====== ENTRIES SHOWN

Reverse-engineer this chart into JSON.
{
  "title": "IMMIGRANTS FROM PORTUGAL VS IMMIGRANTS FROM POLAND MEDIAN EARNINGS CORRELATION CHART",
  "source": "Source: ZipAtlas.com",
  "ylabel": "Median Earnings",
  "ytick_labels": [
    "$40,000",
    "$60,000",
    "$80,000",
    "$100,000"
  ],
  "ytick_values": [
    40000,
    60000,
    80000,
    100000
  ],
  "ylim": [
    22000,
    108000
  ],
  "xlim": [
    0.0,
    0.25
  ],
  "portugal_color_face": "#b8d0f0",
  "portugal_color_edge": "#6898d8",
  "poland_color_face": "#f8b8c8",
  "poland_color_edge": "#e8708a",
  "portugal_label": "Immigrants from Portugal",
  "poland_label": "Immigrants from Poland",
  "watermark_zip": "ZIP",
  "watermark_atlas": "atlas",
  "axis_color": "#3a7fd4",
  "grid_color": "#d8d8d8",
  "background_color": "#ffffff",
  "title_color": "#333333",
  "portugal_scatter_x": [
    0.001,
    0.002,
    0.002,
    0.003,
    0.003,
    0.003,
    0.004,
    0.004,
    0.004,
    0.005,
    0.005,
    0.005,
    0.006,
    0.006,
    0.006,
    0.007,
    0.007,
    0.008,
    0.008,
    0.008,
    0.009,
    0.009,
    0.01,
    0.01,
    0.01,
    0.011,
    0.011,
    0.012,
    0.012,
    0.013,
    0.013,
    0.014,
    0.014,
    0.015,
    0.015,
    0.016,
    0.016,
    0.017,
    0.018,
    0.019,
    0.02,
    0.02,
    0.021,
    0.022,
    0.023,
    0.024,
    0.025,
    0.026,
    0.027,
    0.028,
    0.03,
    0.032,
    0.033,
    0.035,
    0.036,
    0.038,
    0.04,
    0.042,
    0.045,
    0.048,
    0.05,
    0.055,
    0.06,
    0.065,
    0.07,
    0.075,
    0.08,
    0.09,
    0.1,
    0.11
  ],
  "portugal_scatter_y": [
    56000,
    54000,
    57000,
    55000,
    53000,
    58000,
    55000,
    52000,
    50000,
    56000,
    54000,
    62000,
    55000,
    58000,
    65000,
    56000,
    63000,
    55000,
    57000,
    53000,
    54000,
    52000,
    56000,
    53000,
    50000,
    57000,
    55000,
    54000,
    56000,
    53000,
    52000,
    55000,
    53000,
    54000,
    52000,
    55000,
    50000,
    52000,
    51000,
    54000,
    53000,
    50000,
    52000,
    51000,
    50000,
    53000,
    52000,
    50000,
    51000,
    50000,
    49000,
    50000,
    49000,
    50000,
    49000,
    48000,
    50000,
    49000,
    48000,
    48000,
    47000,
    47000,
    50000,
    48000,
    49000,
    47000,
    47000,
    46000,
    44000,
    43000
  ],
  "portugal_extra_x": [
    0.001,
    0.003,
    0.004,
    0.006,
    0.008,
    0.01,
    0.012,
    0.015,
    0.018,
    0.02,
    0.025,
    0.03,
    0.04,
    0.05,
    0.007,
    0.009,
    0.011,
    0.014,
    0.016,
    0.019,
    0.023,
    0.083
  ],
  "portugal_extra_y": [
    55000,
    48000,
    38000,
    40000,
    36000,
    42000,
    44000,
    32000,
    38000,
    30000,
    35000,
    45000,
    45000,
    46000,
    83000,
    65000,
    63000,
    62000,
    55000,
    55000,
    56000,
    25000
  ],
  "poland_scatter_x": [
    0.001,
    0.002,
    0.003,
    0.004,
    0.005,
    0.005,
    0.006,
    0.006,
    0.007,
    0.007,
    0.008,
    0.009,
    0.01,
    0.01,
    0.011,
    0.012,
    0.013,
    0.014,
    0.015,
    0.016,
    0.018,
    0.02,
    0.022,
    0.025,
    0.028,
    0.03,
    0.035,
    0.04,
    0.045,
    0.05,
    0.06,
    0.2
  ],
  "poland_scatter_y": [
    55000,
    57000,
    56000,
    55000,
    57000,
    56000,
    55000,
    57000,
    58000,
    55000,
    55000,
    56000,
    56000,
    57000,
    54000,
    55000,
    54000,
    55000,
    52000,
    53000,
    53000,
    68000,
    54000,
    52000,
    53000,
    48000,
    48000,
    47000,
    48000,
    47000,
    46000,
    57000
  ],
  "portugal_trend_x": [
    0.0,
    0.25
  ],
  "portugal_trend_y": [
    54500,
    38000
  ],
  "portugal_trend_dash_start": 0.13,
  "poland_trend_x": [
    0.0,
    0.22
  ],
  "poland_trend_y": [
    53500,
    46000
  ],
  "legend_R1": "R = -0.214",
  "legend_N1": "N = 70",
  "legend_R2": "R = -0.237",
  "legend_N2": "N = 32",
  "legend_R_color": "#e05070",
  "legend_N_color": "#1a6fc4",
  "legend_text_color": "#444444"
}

============

EXERCISE PROMPT. Output the whole listing above again, word for word.

TASK ANSWER.
Reverse-engineer this chart into JSON.
{
  "title": "IMMIGRANTS FROM PORTUGAL VS IMMIGRANTS FROM POLAND MEDIAN EARNINGS CORRELATION CHART",
  "source": "Source: ZipAtlas.com",
  "ylabel": "Median Earnings",
  "ytick_labels": [
    "$40,000",
    "$60,000",
    "$80,000",
    "$100,000"
  ],
  "ytick_values": [
    40000,
    60000,
    80000,
    100000
  ],
  "ylim": [
    22000,
    108000
  ],
  "xlim": [
    0.0,
    0.25
  ],
  "portugal_color_face": "#b8d0f0",
  "portugal_color_edge": "#6898d8",
  "poland_color_face": "#f8b8c8",
  "poland_color_edge": "#e8708a",
  "portugal_label": "Immigrants from Portugal",
  "poland_label": "Immigrants from Poland",
  "watermark_zip": "ZIP",
  "watermark_atlas": "atlas",
  "axis_color": "#3a7fd4",
  "grid_color": "#d8d8d8",
  "background_color": "#ffffff",
  "title_color": "#333333",
  "portugal_scatter_x": [
    0.001,
    0.002,
    0.002,
    0.003,
    0.003,
    0.003,
    0.004,
    0.004,
    0.004,
    0.005,
    0.005,
    0.005,
    0.006,
    0.006,
    0.006,
    0.007,
    0.007,
    0.008,
    0.008,
    0.008,
    0.009,
    0.009,
    0.01,
    0.01,
    0.01,
    0.011,
    0.011,
    0.012,
    0.012,
    0.013,
    0.013,
    0.014,
    0.014,
    0.015,
    0.015,
    0.016,
    0.016,
    0.017,
    0.018,
    0.019,
    0.02,
    0.02,
    0.021,
    0.022,
    0.023,
    0.024,
    0.025,
    0.026,
    0.027,
    0.028,
    0.03,
    0.032,
    0.033,
    0.035,
    0.036,
    0.038,
    0.04,
    0.042,
    0.045,
    0.048,
    0.05,
    0.055,
    0.06,
    0.065,
    0.07,
    0.075,
    0.08,
    0.09,
    0.1,
    0.11
  ],
  "portugal_scatter_y": [
    56000,
    54000,
    57000,
    55000,
    53000,
    58000,
    55000,
    52000,
    50000,
    56000,
    54000,
    62000,
    55000,
    58000,
    65000,
    56000,
    63000,
    55000,
    57000,
    53000,
    54000,
    52000,
    56000,
    53000,
    50000,
    57000,
    55000,
    54000,
    56000,
    53000,
    52000,
    55000,
    53000,
    54000,
    52000,
    55000,
    50000,
    52000,
    51000,
    54000,
    53000,
    50000,
    52000,
    51000,
    50000,
    53000,
    52000,
    50000,
    51000,
    50000,
    49000,
    50000,
    49000,
    50000,
    49000,
    48000,
    50000,
    49000,
    48000,
    48000,
    47000,
    47000,
    50000,
    48000,
    49000,
    47000,
    47000,
    46000,
    44000,
    43000
  ],
  "portugal_extra_x": [
    0.001,
    0.003,
    0.004,
    0.006,
    0.008,
    0.01,
    0.012,
    0.015,
    0.018,
    0.02,
    0.025,
    0.03,
    0.04,
    0.05,
    0.007,
    0.009,
    0.011,
    0.014,
    0.016,
    0.019,
    0.023,
    0.083
  ],
  "portugal_extra_y": [
    55000,
    48000,
    38000,
    40000,
    36000,
    42000,
    44000,
    32000,
    38000,
    30000,
    35000,
    45000,
    45000,
    46000,
    83000,
    65000,
    63000,
    62000,
    55000,
    55000,
    56000,
    25000
  ],
  "poland_scatter_x": [
    0.001,
    0.002,
    0.003,
    0.004,
    0.005,
    0.005,
    0.006,
    0.006,
    0.007,
    0.007,
    0.008,
    0.009,
    0.01,
    0.01,
    0.011,
    0.012,
    0.013,
    0.014,
    0.015,
    0.016,
    0.018,
    0.02,
    0.022,
    0.025,
    0.028,
    0.03,
    0.035,
    0.04,
    0.045,
    0.05,
    0.06,
    0.2
  ],
  "poland_scatter_y": [
    55000,
    57000,
    56000,
    55000,
    57000,
    56000,
    55000,
    57000,
    58000,
    55000,
    55000,
    56000,
    56000,
    57000,
    54000,
    55000,
    54000,
    55000,
    52000,
    53000,
    53000,
    68000,
    54000,
    52000,
    53000,
    48000,
    48000,
    47000,
    48000,
    47000,
    46000,
    57000
  ],
  "portugal_trend_x": [
    0.0,
    0.25
  ],
  "portugal_trend_y": [
    54500,
    38000
  ],
  "portugal_trend_dash_start": 0.13,
  "poland_trend_x": [
    0.0,
    0.22
  ],
  "poland_trend_y": [
    53500,
    46000
  ],
  "legend_R1": "R = -0.214",
  "legend_N1": "N = 70",
  "legend_R2": "R = -0.237",
  "legend_N2": "N = 32",
  "legend_R_color": "#e05070",
  "legend_N_color": "#1a6fc4",
  "legend_text_color": "#444444"
}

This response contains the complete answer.